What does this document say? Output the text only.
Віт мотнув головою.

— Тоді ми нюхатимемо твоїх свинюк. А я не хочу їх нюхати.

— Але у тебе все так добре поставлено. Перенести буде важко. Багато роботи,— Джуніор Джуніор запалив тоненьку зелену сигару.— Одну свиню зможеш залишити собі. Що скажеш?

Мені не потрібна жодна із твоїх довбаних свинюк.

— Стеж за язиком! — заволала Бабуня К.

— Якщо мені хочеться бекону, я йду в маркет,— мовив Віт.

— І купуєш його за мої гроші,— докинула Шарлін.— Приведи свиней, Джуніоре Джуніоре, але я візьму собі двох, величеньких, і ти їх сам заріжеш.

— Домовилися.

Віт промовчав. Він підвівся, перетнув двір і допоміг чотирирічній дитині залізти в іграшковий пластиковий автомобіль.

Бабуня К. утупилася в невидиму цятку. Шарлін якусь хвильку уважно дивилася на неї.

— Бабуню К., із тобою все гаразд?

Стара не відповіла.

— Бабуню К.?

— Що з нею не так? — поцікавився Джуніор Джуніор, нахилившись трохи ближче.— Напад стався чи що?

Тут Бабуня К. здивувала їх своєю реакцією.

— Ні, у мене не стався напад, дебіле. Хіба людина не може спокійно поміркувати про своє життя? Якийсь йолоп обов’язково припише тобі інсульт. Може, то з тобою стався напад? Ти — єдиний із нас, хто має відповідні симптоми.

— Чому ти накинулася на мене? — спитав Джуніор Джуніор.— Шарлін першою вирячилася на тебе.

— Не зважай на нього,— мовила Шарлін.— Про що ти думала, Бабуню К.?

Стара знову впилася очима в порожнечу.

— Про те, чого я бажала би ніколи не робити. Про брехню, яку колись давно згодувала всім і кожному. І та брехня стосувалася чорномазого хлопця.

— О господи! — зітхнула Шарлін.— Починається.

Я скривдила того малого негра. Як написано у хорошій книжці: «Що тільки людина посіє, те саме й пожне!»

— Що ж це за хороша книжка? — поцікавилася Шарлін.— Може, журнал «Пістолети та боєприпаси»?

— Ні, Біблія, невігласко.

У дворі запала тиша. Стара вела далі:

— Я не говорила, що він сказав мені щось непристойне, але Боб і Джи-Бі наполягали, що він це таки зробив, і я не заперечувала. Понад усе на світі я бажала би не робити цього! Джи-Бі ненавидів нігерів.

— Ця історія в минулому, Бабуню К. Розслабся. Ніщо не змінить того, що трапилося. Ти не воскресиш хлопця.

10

··········

■ **Work to complete**:
Repeat every entry exactly, please.

■ **Final result**:
What does this document say? Output the text only.
Віт мотнув головою.

— Тоді ми нюхатимемо твоїх свинюк. А я не хочу їх нюхати.

— Але у тебе все так добре поставлено. Перенести буде важко. Багато роботи,— Джуніор Джуніор запалив тоненьку зелену сигару.— Одну свиню зможеш залишити собі. Що скажеш?

Мені не потрібна жодна із твоїх довбаних свинюк.

— Стеж за язиком! — заволала Бабуня К.

— Якщо мені хочеться бекону, я йду в маркет,— мовив Віт.

— І купуєш його за мої гроші,— докинула Шарлін.— Приведи свиней, Джуніоре Джуніоре, але я візьму собі двох, величеньких, і ти їх сам заріжеш.

— Домовилися.

Віт промовчав. Він підвівся, перетнув двір і допоміг чотирирічній дитині залізти в іграшковий пластиковий автомобіль.

Бабуня К. утупилася в невидиму цятку. Шарлін якусь хвильку уважно дивилася на неї.

— Бабуню К., із тобою все гаразд?

Стара не відповіла.

— Бабуню К.?

— Що з нею не так? — поцікавився Джуніор Джуніор, нахилившись трохи ближче.— Напад стався чи що?

Тут Бабуня К. здивувала їх своєю реакцією.

— Ні, у мене не стався напад, дебіле. Хіба людина не може спокійно поміркувати про своє життя? Якийсь йолоп обов’язково припише тобі інсульт. Може, то з тобою стався напад? Ти — єдиний із нас, хто має відповідні симптоми.

— Чому ти накинулася на мене? — спитав Джуніор Джуніор.— Шарлін першою вирячилася на тебе.

— Не зважай на нього,— мовила Шарлін.— Про що ти думала, Бабуню К.?

Стара знову впилася очима в порожнечу.

— Про те, чого я бажала би ніколи не робити. Про брехню, яку колись давно згодувала всім і кожному. І та брехня стосувалася чорномазого хлопця.

— О господи! — зітхнула Шарлін.— Починається.

Я скривдила того малого негра. Як написано у хорошій книжці: «Що тільки людина посіє, те саме й пожне!»

— Що ж це за хороша книжка? — поцікавилася Шарлін.— Може, журнал «Пістолети та боєприпаси»?

— Ні, Біблія, невігласко.

У дворі запала тиша. Стара вела далі:

— Я не говорила, що він сказав мені щось непристойне, але Боб і Джи-Бі наполягали, що він це таки зробив, і я не заперечувала. Понад усе на світі я бажала би не робити цього! Джи-Бі ненавидів нігерів.

— Ця історія в минулому, Бабуню К. Розслабся. Ніщо не змінить того, що трапилося. Ти не воскресиш хлопця.

10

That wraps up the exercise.